§ WHAT IS ASKED: Using the records below, report how many lines hold "name", with no extra text.

Dataset listings of figures
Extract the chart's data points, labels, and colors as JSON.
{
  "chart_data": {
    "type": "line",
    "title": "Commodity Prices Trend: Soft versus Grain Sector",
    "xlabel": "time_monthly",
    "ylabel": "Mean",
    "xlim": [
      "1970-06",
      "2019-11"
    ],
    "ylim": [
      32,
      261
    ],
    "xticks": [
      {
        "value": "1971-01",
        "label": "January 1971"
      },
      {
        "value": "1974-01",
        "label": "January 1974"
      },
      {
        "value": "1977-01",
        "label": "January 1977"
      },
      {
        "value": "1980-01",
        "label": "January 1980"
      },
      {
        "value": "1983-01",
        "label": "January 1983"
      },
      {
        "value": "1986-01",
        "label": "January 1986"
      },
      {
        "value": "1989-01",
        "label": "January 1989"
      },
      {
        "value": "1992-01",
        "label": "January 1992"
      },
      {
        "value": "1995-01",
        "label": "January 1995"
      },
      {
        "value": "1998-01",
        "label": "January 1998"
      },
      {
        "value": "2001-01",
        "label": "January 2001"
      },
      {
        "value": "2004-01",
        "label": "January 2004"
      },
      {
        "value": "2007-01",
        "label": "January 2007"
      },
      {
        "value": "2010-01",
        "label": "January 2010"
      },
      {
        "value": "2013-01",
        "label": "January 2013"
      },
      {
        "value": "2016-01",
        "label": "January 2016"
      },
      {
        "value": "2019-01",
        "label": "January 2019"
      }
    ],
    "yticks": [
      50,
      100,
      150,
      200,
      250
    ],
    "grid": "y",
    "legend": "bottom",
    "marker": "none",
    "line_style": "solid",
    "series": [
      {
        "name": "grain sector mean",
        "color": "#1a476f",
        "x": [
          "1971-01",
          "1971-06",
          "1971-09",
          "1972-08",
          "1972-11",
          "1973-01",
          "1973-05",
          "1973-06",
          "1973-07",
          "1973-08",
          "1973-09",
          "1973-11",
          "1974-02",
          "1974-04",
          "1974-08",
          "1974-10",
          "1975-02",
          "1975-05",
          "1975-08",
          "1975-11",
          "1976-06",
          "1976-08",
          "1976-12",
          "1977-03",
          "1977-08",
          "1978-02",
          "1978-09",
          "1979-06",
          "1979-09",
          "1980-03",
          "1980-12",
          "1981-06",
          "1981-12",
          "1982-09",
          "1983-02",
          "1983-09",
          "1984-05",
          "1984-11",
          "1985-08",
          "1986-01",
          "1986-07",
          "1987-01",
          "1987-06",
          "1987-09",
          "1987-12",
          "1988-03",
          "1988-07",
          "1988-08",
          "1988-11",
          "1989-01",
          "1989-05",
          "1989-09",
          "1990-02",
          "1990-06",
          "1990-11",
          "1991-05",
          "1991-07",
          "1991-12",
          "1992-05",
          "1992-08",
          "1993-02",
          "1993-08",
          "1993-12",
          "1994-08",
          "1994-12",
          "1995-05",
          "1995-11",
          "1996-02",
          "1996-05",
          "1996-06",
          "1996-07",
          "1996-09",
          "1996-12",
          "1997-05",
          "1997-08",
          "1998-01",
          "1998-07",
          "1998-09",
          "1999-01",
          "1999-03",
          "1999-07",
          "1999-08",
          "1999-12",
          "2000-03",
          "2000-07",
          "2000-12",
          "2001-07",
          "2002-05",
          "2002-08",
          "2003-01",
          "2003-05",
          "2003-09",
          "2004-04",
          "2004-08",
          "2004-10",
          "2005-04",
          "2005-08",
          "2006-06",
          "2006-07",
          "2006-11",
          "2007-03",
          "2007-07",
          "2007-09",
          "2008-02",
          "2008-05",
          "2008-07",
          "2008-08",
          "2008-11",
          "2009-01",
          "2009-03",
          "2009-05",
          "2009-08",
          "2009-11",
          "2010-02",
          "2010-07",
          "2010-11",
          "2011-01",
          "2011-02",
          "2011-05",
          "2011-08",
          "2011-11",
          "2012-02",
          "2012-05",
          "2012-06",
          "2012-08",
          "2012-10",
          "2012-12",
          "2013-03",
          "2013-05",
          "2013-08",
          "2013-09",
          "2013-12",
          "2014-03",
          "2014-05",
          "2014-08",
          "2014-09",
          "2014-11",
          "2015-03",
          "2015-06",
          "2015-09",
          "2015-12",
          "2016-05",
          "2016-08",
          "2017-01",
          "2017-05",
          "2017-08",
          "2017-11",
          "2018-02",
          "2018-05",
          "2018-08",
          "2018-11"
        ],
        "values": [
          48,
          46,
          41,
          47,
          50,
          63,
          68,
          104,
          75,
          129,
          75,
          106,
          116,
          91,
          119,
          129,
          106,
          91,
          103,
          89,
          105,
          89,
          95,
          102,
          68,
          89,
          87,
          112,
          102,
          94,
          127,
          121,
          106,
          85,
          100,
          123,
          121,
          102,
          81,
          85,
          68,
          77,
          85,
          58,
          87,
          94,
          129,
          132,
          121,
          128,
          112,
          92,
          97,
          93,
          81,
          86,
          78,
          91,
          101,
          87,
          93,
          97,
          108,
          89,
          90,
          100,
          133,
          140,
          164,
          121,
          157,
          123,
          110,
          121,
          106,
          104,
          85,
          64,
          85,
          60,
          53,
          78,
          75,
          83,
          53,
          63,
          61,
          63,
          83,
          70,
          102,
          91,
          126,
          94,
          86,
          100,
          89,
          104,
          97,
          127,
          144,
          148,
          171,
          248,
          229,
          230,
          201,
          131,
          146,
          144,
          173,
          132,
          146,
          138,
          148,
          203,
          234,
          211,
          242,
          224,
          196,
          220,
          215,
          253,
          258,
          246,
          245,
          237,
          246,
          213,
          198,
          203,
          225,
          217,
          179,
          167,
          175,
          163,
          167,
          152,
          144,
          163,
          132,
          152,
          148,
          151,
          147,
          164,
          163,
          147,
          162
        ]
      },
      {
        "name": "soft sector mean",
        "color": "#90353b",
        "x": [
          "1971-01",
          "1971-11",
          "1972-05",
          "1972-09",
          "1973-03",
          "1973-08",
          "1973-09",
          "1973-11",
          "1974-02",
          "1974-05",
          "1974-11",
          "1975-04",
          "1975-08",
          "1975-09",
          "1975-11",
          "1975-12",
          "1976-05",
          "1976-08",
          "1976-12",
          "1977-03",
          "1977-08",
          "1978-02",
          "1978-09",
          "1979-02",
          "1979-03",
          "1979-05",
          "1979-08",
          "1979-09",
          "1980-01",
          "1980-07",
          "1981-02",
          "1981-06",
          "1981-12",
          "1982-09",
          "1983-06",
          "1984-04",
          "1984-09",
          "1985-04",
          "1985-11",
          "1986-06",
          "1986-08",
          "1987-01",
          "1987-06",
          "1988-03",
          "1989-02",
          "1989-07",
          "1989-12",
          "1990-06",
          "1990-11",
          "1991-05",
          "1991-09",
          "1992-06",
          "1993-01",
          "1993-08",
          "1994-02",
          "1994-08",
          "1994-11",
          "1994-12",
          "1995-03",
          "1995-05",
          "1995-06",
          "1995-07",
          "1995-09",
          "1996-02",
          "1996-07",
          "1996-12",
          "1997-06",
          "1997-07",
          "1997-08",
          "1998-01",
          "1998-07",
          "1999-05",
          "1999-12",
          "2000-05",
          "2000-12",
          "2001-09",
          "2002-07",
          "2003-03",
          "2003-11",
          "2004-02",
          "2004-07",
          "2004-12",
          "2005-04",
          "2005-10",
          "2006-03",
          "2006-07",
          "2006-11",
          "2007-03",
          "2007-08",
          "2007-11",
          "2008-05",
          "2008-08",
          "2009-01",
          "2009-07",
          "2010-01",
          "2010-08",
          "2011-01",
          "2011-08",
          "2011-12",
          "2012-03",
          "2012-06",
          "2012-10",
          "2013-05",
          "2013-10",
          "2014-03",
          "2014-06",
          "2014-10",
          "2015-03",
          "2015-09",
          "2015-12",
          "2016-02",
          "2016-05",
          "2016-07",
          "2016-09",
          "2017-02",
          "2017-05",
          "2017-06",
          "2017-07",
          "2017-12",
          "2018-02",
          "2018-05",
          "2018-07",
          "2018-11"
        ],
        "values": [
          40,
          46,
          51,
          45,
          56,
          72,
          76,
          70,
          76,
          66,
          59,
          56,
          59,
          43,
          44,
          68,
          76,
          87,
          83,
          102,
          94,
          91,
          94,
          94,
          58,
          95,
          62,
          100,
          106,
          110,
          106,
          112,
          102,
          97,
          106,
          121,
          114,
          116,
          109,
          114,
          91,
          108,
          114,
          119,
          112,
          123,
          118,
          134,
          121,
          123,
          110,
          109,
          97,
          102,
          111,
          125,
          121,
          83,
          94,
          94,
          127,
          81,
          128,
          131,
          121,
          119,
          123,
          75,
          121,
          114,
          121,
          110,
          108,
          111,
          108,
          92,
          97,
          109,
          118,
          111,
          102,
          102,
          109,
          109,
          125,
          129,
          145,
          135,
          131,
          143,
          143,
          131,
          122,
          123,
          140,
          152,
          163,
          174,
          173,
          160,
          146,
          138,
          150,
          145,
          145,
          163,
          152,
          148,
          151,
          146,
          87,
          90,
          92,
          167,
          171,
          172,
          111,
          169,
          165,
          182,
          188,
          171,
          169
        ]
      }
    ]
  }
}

§ RESULT OF THE TASK: 2